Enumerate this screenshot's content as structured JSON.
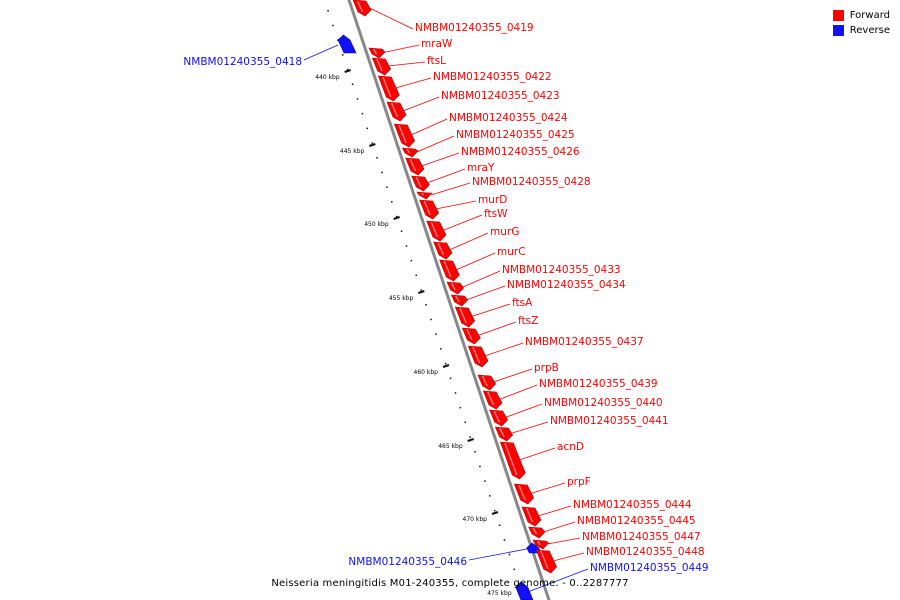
{
  "legend": {
    "forward_label": "Forward",
    "reverse_label": "Reverse",
    "forward_color": "#ff0000",
    "reverse_color": "#1010ff"
  },
  "caption": "Neisseria meningitidis M01-240355, complete genome. - 0..2287777",
  "colors": {
    "forward": "#ff0000",
    "forward_dark": "#b00000",
    "reverse": "#1010ff",
    "reverse_dark": "#0000a0",
    "backbone": "#888888",
    "tick": "#111111"
  },
  "ruler": {
    "unit": "kbp",
    "labels": [
      "440 kbp",
      "445 kbp",
      "450 kbp",
      "455 kbp",
      "460 kbp",
      "465 kbp",
      "470 kbp",
      "475 kbp"
    ]
  },
  "genes": [
    {
      "name": "NMBM01240355_0419",
      "strand": "forward"
    },
    {
      "name": "NMBM01240355_0418",
      "strand": "reverse"
    },
    {
      "name": "mraW",
      "strand": "forward"
    },
    {
      "name": "ftsL",
      "strand": "forward"
    },
    {
      "name": "NMBM01240355_0422",
      "strand": "forward"
    },
    {
      "name": "NMBM01240355_0423",
      "strand": "forward"
    },
    {
      "name": "NMBM01240355_0424",
      "strand": "forward"
    },
    {
      "name": "NMBM01240355_0425",
      "strand": "forward"
    },
    {
      "name": "NMBM01240355_0426",
      "strand": "forward"
    },
    {
      "name": "mraY",
      "strand": "forward"
    },
    {
      "name": "NMBM01240355_0428",
      "strand": "forward"
    },
    {
      "name": "murD",
      "strand": "forward"
    },
    {
      "name": "ftsW",
      "strand": "forward"
    },
    {
      "name": "murG",
      "strand": "forward"
    },
    {
      "name": "murC",
      "strand": "forward"
    },
    {
      "name": "NMBM01240355_0433",
      "strand": "forward"
    },
    {
      "name": "NMBM01240355_0434",
      "strand": "forward"
    },
    {
      "name": "ftsA",
      "strand": "forward"
    },
    {
      "name": "ftsZ",
      "strand": "forward"
    },
    {
      "name": "NMBM01240355_0437",
      "strand": "forward"
    },
    {
      "name": "prpB",
      "strand": "forward"
    },
    {
      "name": "NMBM01240355_0439",
      "strand": "forward"
    },
    {
      "name": "NMBM01240355_0440",
      "strand": "forward"
    },
    {
      "name": "NMBM01240355_0441",
      "strand": "forward"
    },
    {
      "name": "acnD",
      "strand": "forward"
    },
    {
      "name": "prpF",
      "strand": "forward"
    },
    {
      "name": "NMBM01240355_0444",
      "strand": "forward"
    },
    {
      "name": "NMBM01240355_0445",
      "strand": "forward"
    },
    {
      "name": "NMBM01240355_0447",
      "strand": "forward"
    },
    {
      "name": "NMBM01240355_0446",
      "strand": "reverse"
    },
    {
      "name": "NMBM01240355_0448",
      "strand": "forward"
    },
    {
      "name": "NMBM01240355_0449",
      "strand": "reverse"
    }
  ]
}
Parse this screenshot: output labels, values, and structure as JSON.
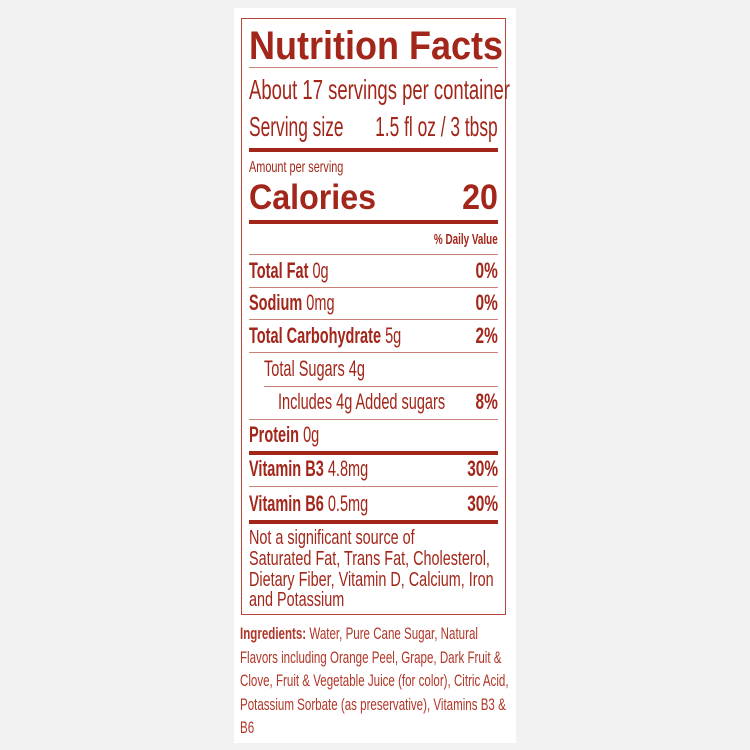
{
  "title": "Nutrition Facts",
  "servings": "About 17 servings per container",
  "serving_size": {
    "label": "Serving size",
    "value": "1.5 fl oz / 3 tbsp"
  },
  "amount_per_serving": "Amount per serving",
  "calories": {
    "label": "Calories",
    "value": "20"
  },
  "daily_value_header": "% Daily Value",
  "nutrients": [
    {
      "label": "Total Fat",
      "amount": "0g",
      "dv": "0%"
    },
    {
      "label": "Sodium",
      "amount": "0mg",
      "dv": "0%"
    },
    {
      "label": "Total Carbohydrate",
      "amount": "5g",
      "dv": "2%"
    },
    {
      "label": "Total Sugars 4g",
      "amount": "",
      "dv": ""
    },
    {
      "label": "Includes 4g Added sugars",
      "amount": "",
      "dv": "8%"
    },
    {
      "label": "Protein",
      "amount": "0g",
      "dv": ""
    },
    {
      "label": "Vitamin B3",
      "amount": "4.8mg",
      "dv": "30%"
    },
    {
      "label": "Vitamin B6",
      "amount": "0.5mg",
      "dv": "30%"
    }
  ],
  "footnote": [
    "Not a significant source of",
    "Saturated Fat, Trans Fat, Cholesterol,",
    "Dietary Fiber, Vitamin D, Calcium, Iron",
    "and Potassium"
  ],
  "ingredients": {
    "label": "Ingredients:",
    "text": "Water, Pure Cane Sugar, Natural Flavors including Orange Peel, Grape, Dark Fruit & Clove, Fruit & Vegetable Juice (for color), Citric Acid, Potassium Sorbate (as preservative), Vitamins B3 & B6"
  },
  "colors": {
    "text": "#a3261a",
    "background": "#f2f2f2"
  }
}
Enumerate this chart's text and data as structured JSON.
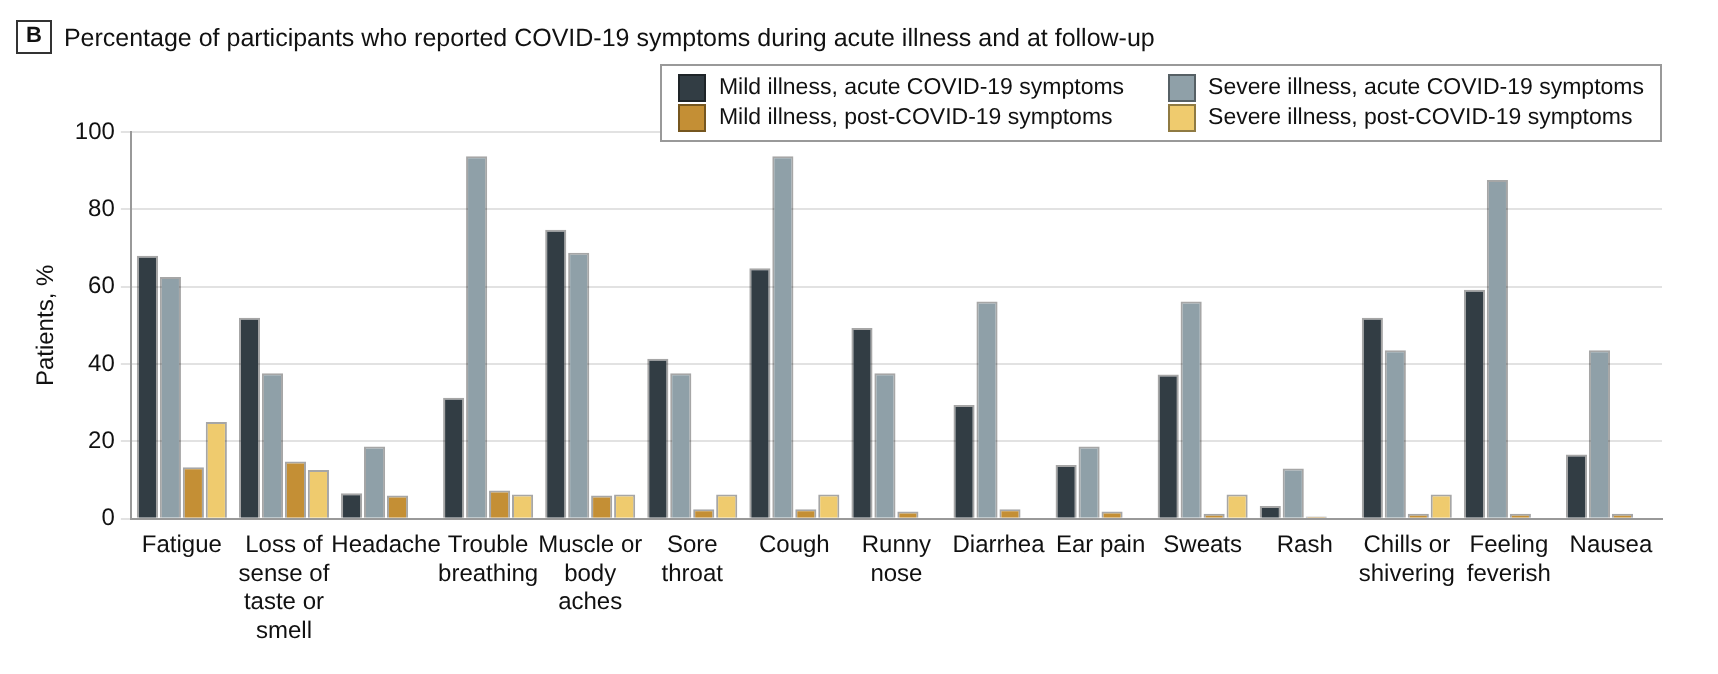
{
  "chart_data": {
    "type": "bar",
    "title": "Percentage of participants who reported COVID-19 symptoms during acute illness and at follow-up",
    "annotations": [
      "B"
    ],
    "ylabel": "Patients, %",
    "categories": [
      "Fatigue",
      "Loss of sense of taste or smell",
      "Headache",
      "Trouble breathing",
      "Muscle or body aches",
      "Sore throat",
      "Cough",
      "Runny nose",
      "Diarrhea",
      "Ear pain",
      "Sweats",
      "Rash",
      "Chills or shivering",
      "Feeling feverish",
      "Nausea"
    ],
    "series": [
      {
        "name": "Mild illness, acute COVID-19 symptoms",
        "color": "#323d44",
        "values": [
          68,
          52,
          6.6,
          31.3,
          74.7,
          41.4,
          64.8,
          49.3,
          29.4,
          13.9,
          37.3,
          3.3,
          52,
          59.2,
          16.6
        ]
      },
      {
        "name": "Severe illness, acute COVID-19 symptoms",
        "color": "#8fa0a8",
        "values": [
          62.5,
          37.6,
          18.7,
          93.7,
          68.8,
          37.6,
          93.7,
          37.6,
          56.2,
          18.7,
          56.2,
          13,
          43.6,
          87.6,
          43.6
        ]
      },
      {
        "name": "Mild illness, post-COVID-19 symptoms",
        "color": "#c48f35",
        "values": [
          13.3,
          14.8,
          6,
          7.3,
          6,
          2.5,
          2.5,
          1.9,
          2.5,
          1.9,
          1.3,
          0.6,
          1.3,
          1.3,
          1.3
        ]
      },
      {
        "name": "Severe illness, post-COVID-19 symptoms",
        "color": "#efcb6e",
        "values": [
          25,
          12.6,
          0,
          6.3,
          6.3,
          6.3,
          6.3,
          0,
          0,
          0,
          6.3,
          0,
          6.3,
          0,
          0
        ]
      }
    ],
    "ylim": [
      0,
      100
    ],
    "yticks": [
      0,
      20,
      40,
      60,
      80,
      100
    ],
    "grid": "y",
    "legend": "top right"
  }
}
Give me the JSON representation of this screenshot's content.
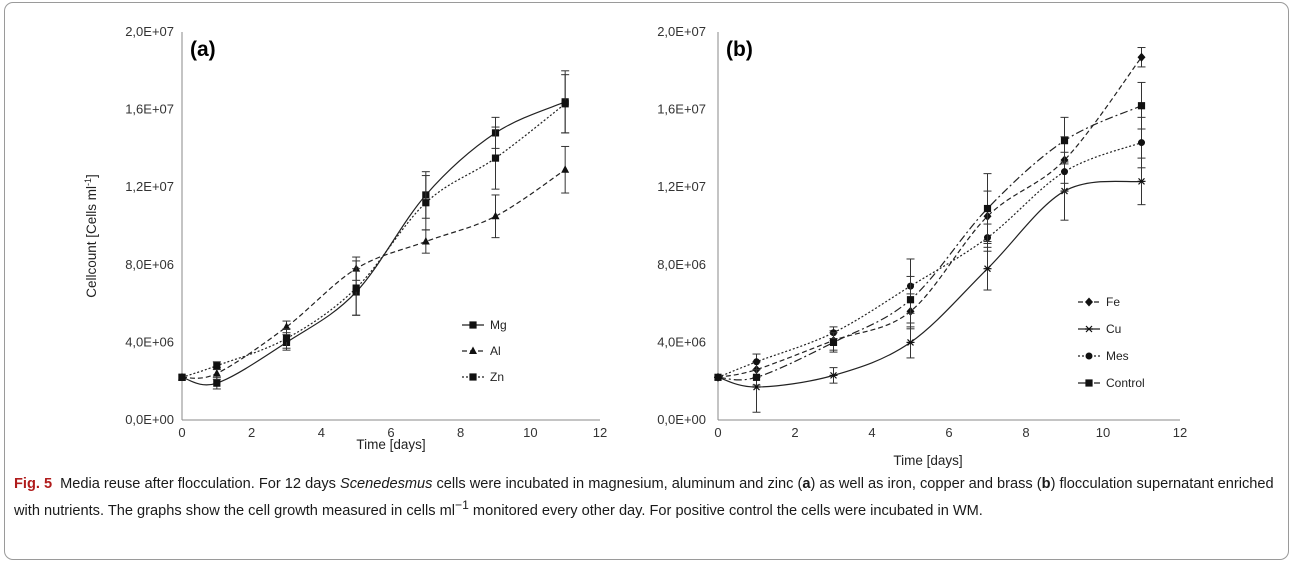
{
  "chart_data": [
    {
      "type": "line",
      "panel_label": "(a)",
      "xlabel": "Time [days]",
      "ylabel_main": "Cellcount [Cells ml",
      "ylabel_sup": "-1",
      "ylabel_end": "]",
      "xlim": [
        0,
        12
      ],
      "ylim": [
        0,
        20000000
      ],
      "x_ticks": [
        0,
        2,
        4,
        6,
        8,
        10,
        12
      ],
      "x_tick_labels": [
        "0",
        "2",
        "4",
        "6",
        "8",
        "10",
        "12"
      ],
      "y_ticks": [
        0,
        4000000,
        8000000,
        12000000,
        16000000,
        20000000
      ],
      "y_tick_labels": [
        "0,0E+00",
        "4,0E+06",
        "8,0E+06",
        "1,2E+07",
        "1,6E+07",
        "2,0E+07"
      ],
      "grid": false,
      "legend_position": "lower-right",
      "series": [
        {
          "name": "Mg",
          "marker": "square",
          "dash": "solid",
          "x": [
            0,
            1,
            3,
            5,
            7,
            9,
            11
          ],
          "y": [
            2200000,
            1900000,
            4000000,
            6600000,
            11600000,
            14800000,
            16400000
          ],
          "err": [
            0,
            300000,
            400000,
            1200000,
            1200000,
            800000,
            1600000
          ]
        },
        {
          "name": "Al",
          "marker": "triangle",
          "dash": "dashed",
          "x": [
            0,
            1,
            3,
            5,
            7,
            9,
            11
          ],
          "y": [
            2200000,
            2400000,
            4800000,
            7800000,
            9200000,
            10500000,
            12900000
          ],
          "err": [
            0,
            300000,
            300000,
            600000,
            600000,
            1100000,
            1200000
          ]
        },
        {
          "name": "Zn",
          "marker": "square",
          "dash": "dotted",
          "x": [
            0,
            1,
            3,
            5,
            7,
            9,
            11
          ],
          "y": [
            2200000,
            2800000,
            4200000,
            6800000,
            11200000,
            13500000,
            16300000
          ],
          "err": [
            0,
            200000,
            500000,
            1400000,
            1400000,
            1600000,
            1500000
          ]
        }
      ]
    },
    {
      "type": "line",
      "panel_label": "(b)",
      "xlabel": "Time [days]",
      "xlim": [
        0,
        12
      ],
      "ylim": [
        0,
        20000000
      ],
      "x_ticks": [
        0,
        2,
        4,
        6,
        8,
        10,
        12
      ],
      "x_tick_labels": [
        "0",
        "2",
        "4",
        "6",
        "8",
        "10",
        "12"
      ],
      "y_ticks": [
        0,
        4000000,
        8000000,
        12000000,
        16000000,
        20000000
      ],
      "y_tick_labels": [
        "0,0E+00",
        "4,0E+06",
        "8,0E+06",
        "1,2E+07",
        "1,6E+07",
        "2,0E+07"
      ],
      "grid": false,
      "legend_position": "lower-right",
      "series": [
        {
          "name": "Fe",
          "marker": "diamond",
          "dash": "dashed",
          "x": [
            0,
            1,
            3,
            5,
            7,
            9,
            11
          ],
          "y": [
            2200000,
            2600000,
            4100000,
            5600000,
            10500000,
            13400000,
            18700000
          ],
          "err": [
            0,
            400000,
            500000,
            900000,
            1300000,
            1200000,
            500000
          ]
        },
        {
          "name": "Cu",
          "marker": "asterisk",
          "dash": "solid",
          "x": [
            0,
            1,
            3,
            5,
            7,
            9,
            11
          ],
          "y": [
            2200000,
            1700000,
            2300000,
            4000000,
            7800000,
            11800000,
            12300000
          ],
          "err": [
            0,
            1300000,
            400000,
            800000,
            1100000,
            1500000,
            1200000
          ]
        },
        {
          "name": "Mes",
          "marker": "circle",
          "dash": "dotted",
          "x": [
            0,
            1,
            3,
            5,
            7,
            9,
            11
          ],
          "y": [
            2200000,
            3000000,
            4500000,
            6900000,
            9400000,
            12800000,
            14300000
          ],
          "err": [
            0,
            400000,
            300000,
            1400000,
            700000,
            1000000,
            1300000
          ]
        },
        {
          "name": "Control",
          "marker": "square",
          "dash": "dashdot",
          "x": [
            0,
            1,
            3,
            5,
            7,
            9,
            11
          ],
          "y": [
            2200000,
            2200000,
            4000000,
            6200000,
            10900000,
            14400000,
            16200000
          ],
          "err": [
            0,
            400000,
            500000,
            1200000,
            1800000,
            1200000,
            1200000
          ]
        }
      ]
    }
  ],
  "caption": {
    "fig_num": "Fig. 5",
    "p1": "Media reuse after flocculation. For 12 days ",
    "genus": "Scenedesmus",
    "p2": " cells were incubated in magnesium, aluminum and zinc (",
    "a": "a",
    "p3": ") as well as iron, copper and brass (",
    "b": "b",
    "p4": ") flocculation supernatant enriched with nutrients. The graphs show the cell growth measured in cells ml",
    "sup": "−1",
    "p5": " monitored every other day. For positive control the cells were incubated in WM."
  }
}
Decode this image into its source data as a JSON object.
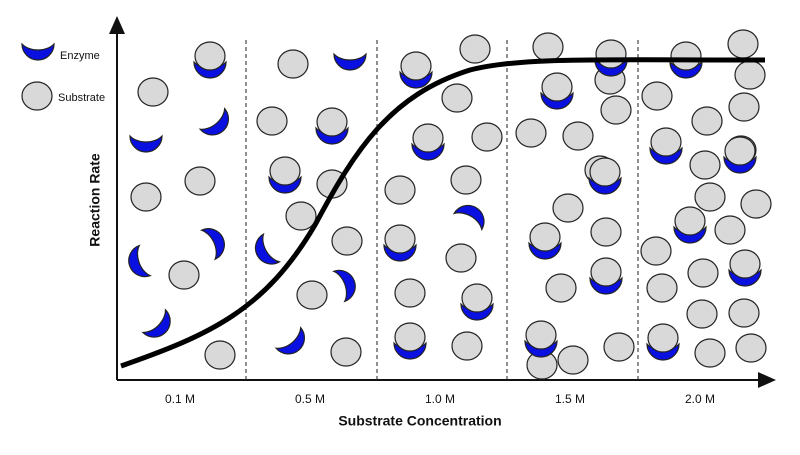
{
  "legend": {
    "enzyme": "Enzyme",
    "substrate": "Substrate"
  },
  "axes": {
    "y_label": "Reaction Rate",
    "x_label": "Substrate Concentration"
  },
  "regions": [
    "0.1 M",
    "0.5 M",
    "1.0 M",
    "1.5 M",
    "2.0 M"
  ]
}
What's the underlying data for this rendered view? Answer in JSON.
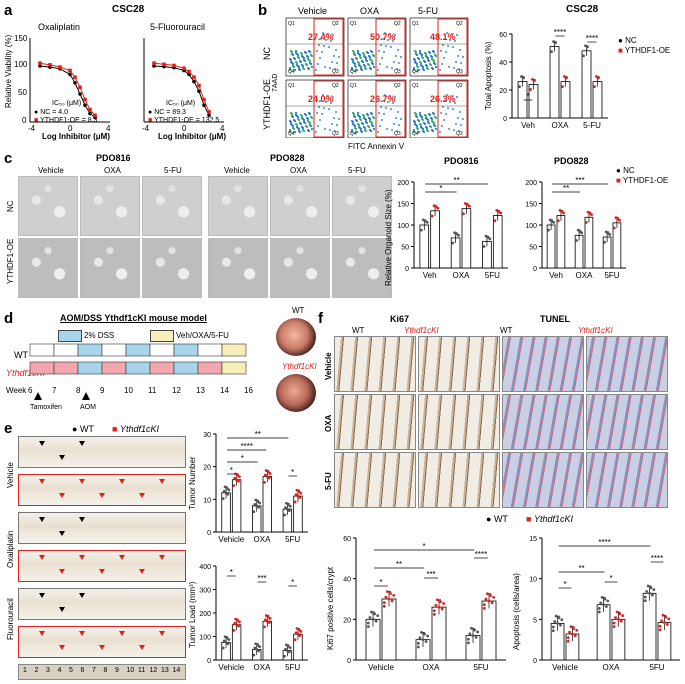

═══

GOAL OF THE EXERCISE: Using the listing above, report each line that mentions the word "post".

SOLUTION:
        "name": "Mild illness, post-COVID-19 symptoms",
        "name": "Severe illness, post-COVID-19 symptoms",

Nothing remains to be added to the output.